• [Given instruction]: Reproduce the listing below line for line, leaving out the pictures.

• [Material]:
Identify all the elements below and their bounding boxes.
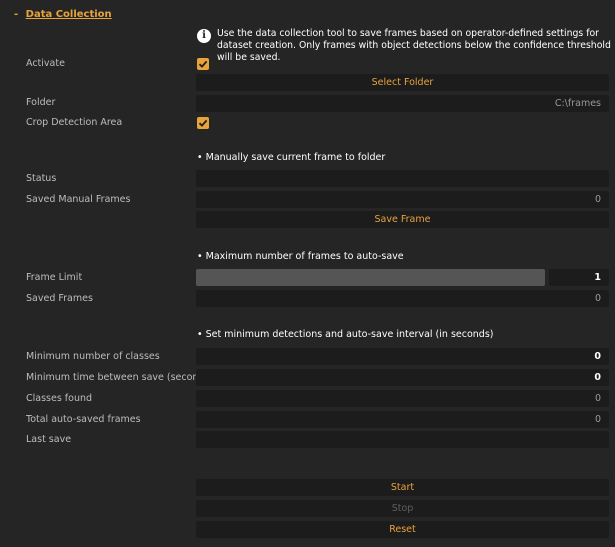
info-text: Use the data collection tool to save fra… <box>217 28 611 63</box>
saved-frames-label: Saved Frames <box>26 293 93 304</box>
classes-found-field: 0 <box>196 390 609 407</box>
saved-manual-frames-field: 0 <box>196 191 609 208</box>
section-title[interactable]: Data Collection <box>26 9 112 20</box>
frame-limit-input[interactable]: 1 <box>549 269 609 286</box>
frame-limit-label: Frame Limit <box>26 272 83 283</box>
activate-label: Activate <box>26 58 65 69</box>
reset-button[interactable]: Reset <box>196 521 609 538</box>
crop-detection-label: Crop Detection Area <box>26 117 123 128</box>
select-folder-button[interactable]: Select Folder <box>196 74 609 91</box>
folder-label: Folder <box>26 97 56 108</box>
min-classes-input[interactable]: 0 <box>196 348 609 365</box>
start-button[interactable]: Start <box>196 479 609 496</box>
total-auto-saved-field: 0 <box>196 411 609 428</box>
checkmark-icon <box>198 60 208 68</box>
manual-save-section-title: • Manually save current frame to folder <box>197 152 386 163</box>
total-auto-saved-label: Total auto-saved frames <box>26 414 141 425</box>
collapse-toggle[interactable]: - <box>14 9 18 20</box>
classes-found-label: Classes found <box>26 393 93 404</box>
stop-button[interactable]: Stop <box>196 500 609 517</box>
autosave-limit-section-title: • Maximum number of frames to auto-save <box>197 251 404 262</box>
folder-field: C:\frames <box>196 95 609 112</box>
crop-detection-checkbox[interactable] <box>197 117 209 129</box>
last-save-label: Last save <box>26 434 72 445</box>
min-time-label: Minimum time between save (seconds) <box>26 372 214 383</box>
section-header[interactable]: - Data Collection <box>14 8 112 22</box>
saved-manual-frames-label: Saved Manual Frames <box>26 194 131 205</box>
last-save-field <box>196 431 609 448</box>
status-field <box>196 170 609 187</box>
checkmark-icon <box>198 119 208 127</box>
save-frame-button[interactable]: Save Frame <box>196 211 609 228</box>
min-classes-label: Minimum number of classes <box>26 351 160 362</box>
frame-limit-slider[interactable] <box>196 269 545 286</box>
detections-section-title: • Set minimum detections and auto-save i… <box>197 329 494 340</box>
status-label: Status <box>26 173 57 184</box>
activate-checkbox[interactable] <box>197 58 209 70</box>
min-time-input[interactable]: 0 <box>196 369 609 386</box>
saved-frames-field: 0 <box>196 290 609 307</box>
info-icon: i <box>197 29 211 43</box>
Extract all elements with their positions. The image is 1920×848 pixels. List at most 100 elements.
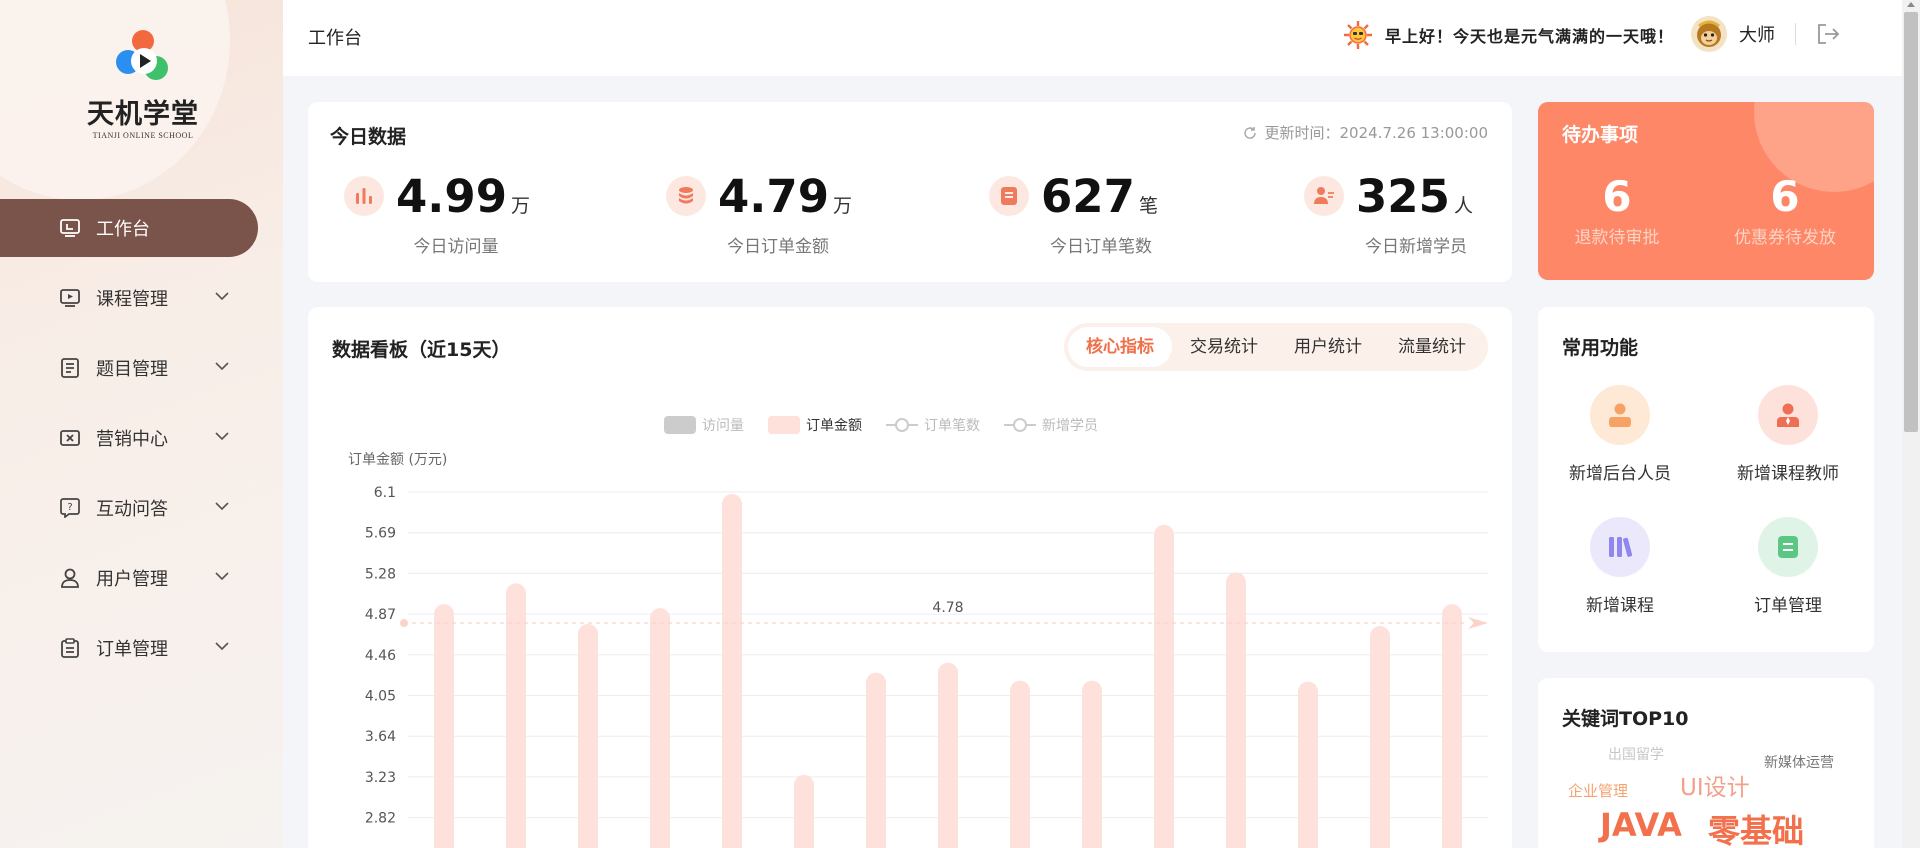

• [Output below]:
Identify all the elements below and their bounding boxes.
info-text: Use the data collection tool to save fra… <box>217 28 611 63</box>
saved-frames-label: Saved Frames <box>26 293 93 304</box>
classes-found-field: 0 <box>196 390 609 407</box>
saved-manual-frames-field: 0 <box>196 191 609 208</box>
section-title[interactable]: Data Collection <box>26 9 112 20</box>
frame-limit-input[interactable]: 1 <box>549 269 609 286</box>
frame-limit-label: Frame Limit <box>26 272 83 283</box>
activate-label: Activate <box>26 58 65 69</box>
reset-button[interactable]: Reset <box>196 521 609 538</box>
crop-detection-label: Crop Detection Area <box>26 117 123 128</box>
select-folder-button[interactable]: Select Folder <box>196 74 609 91</box>
folder-label: Folder <box>26 97 56 108</box>
min-classes-input[interactable]: 0 <box>196 348 609 365</box>
start-button[interactable]: Start <box>196 479 609 496</box>
total-auto-saved-field: 0 <box>196 411 609 428</box>
checkmark-icon <box>198 60 208 68</box>
manual-save-section-title: • Manually save current frame to folder <box>197 152 386 163</box>
total-auto-saved-label: Total auto-saved frames <box>26 414 141 425</box>
collapse-toggle[interactable]: - <box>14 9 18 20</box>
classes-found-label: Classes found <box>26 393 93 404</box>
stop-button[interactable]: Stop <box>196 500 609 517</box>
autosave-limit-section-title: • Maximum number of frames to auto-save <box>197 251 404 262</box>
folder-field: C:\frames <box>196 95 609 112</box>
crop-detection-checkbox[interactable] <box>197 117 209 129</box>
last-save-label: Last save <box>26 434 72 445</box>
min-time-label: Minimum time between save (seconds) <box>26 372 214 383</box>
section-header[interactable]: - Data Collection <box>14 8 112 22</box>
saved-manual-frames-label: Saved Manual Frames <box>26 194 131 205</box>
last-save-field <box>196 431 609 448</box>
status-field <box>196 170 609 187</box>
checkmark-icon <box>198 119 208 127</box>
save-frame-button[interactable]: Save Frame <box>196 211 609 228</box>
min-classes-label: Minimum number of classes <box>26 351 160 362</box>
frame-limit-slider[interactable] <box>196 269 545 286</box>
detections-section-title: • Set minimum detections and auto-save i… <box>197 329 494 340</box>
status-label: Status <box>26 173 57 184</box>
activate-checkbox[interactable] <box>197 58 209 70</box>
min-time-input[interactable]: 0 <box>196 369 609 386</box>
saved-frames-field: 0 <box>196 290 609 307</box>
info-icon: i <box>197 29 211 43</box>
Extract all elements with their positions. The image is 1920×848 pixels. List at most 100 elements.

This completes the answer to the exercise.